◆ **Exercise prompt**: Copy all the entries below exactly, but not the pictures.

◆ **Input records**:
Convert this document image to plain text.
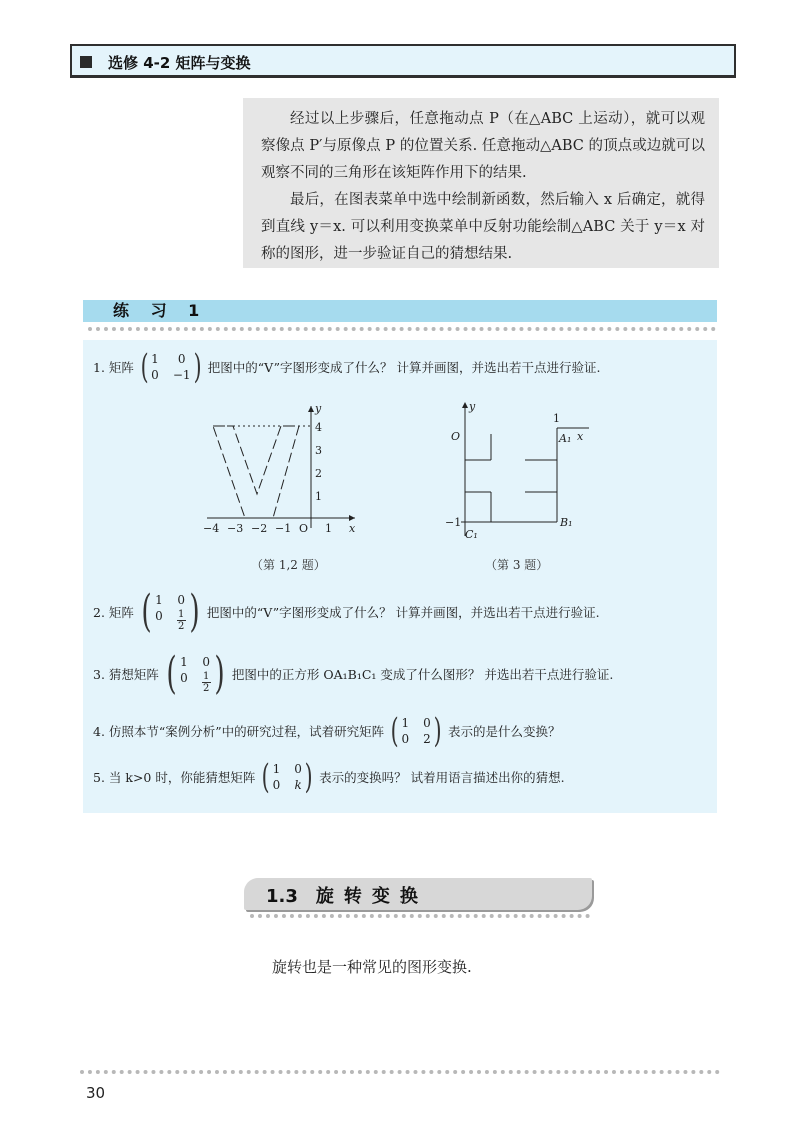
选修 4-2 矩阵与变换

经过以上步骤后，任意拖动点 P（在△ABC 上运动），就可以观察像点 P′与原像点 P 的位置关系. 任意拖动△ABC 的顶点或边就可以观察不同的三角形在该矩阵作用下的结果.

最后，在图表菜单中选中绘制新函数，然后输入 x 后确定，就得到直线 y＝x. 可以利用变换菜单中反射功能绘制△ABC 关于 y＝x 对称的图形，进一步验证自己的猜想结果.

练 习 1
1. 矩阵 ( 1	0
0 −1 ) 把图中的“V”字图形变成了什么？ 计算并画图，并选出若干点进行验证.
−4 −3 −2 −1 O 1 x
4
3
2
1
y
（第 1,2 题）
y
O
1
A₁ x
−1
C₁
B₁
（第 3 题）
2. 矩阵 ( 1 0
$0 \frac{1}{2}$ ) 把图中的“V”字图形变成了什么？ 计算并画图，并选出若干点进行验证.
3. 猜想矩阵 ( 1 0
$0 \frac{1}{2}$ ) 把图中的正方形 OA₁B₁C₁ 变成了什么图形？ 并选出若干点进行验证.
4. 仿照本节“案例分析”中的研究过程，试着研究矩阵 ( 1 0
0 2 ) 表示的是什么变换？
5. 当 k>0 时，你能猜想矩阵 ( 1 0
0 k ) 表示的变换吗？ 试着用语言描述出你的猜想.
1.3 旋转变换
旋转也是一种常见的图形变换.
30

◆ **Answer to this exercise**:
Convert this document image to plain text.
选修 4-2 矩阵与变换

经过以上步骤后，任意拖动点 P（在△ABC 上运动），就可以观察像点 P′与原像点 P 的位置关系. 任意拖动△ABC 的顶点或边就可以观察不同的三角形在该矩阵作用下的结果.

最后，在图表菜单中选中绘制新函数，然后输入 x 后确定，就得到直线 y＝x. 可以利用变换菜单中反射功能绘制△ABC 关于 y＝x 对称的图形，进一步验证自己的猜想结果.

练 习 1
1. 矩阵 ( 1	0
0 −1 ) 把图中的“V”字图形变成了什么？ 计算并画图，并选出若干点进行验证.
−4 −3 −2 −1 O 1 x
4
3
2
1
y
（第 1,2 题）
y
O
1
A₁ x
−1
C₁
B₁
（第 3 题）
2. 矩阵 ( 1 0
$0 \frac{1}{2}$ ) 把图中的“V”字图形变成了什么？ 计算并画图，并选出若干点进行验证.
3. 猜想矩阵 ( 1 0
$0 \frac{1}{2}$ ) 把图中的正方形 OA₁B₁C₁ 变成了什么图形？ 并选出若干点进行验证.
4. 仿照本节“案例分析”中的研究过程，试着研究矩阵 ( 1 0
0 2 ) 表示的是什么变换？
5. 当 k>0 时，你能猜想矩阵 ( 1 0
0 k ) 表示的变换吗？ 试着用语言描述出你的猜想.
1.3 旋转变换
旋转也是一种常见的图形变换.
30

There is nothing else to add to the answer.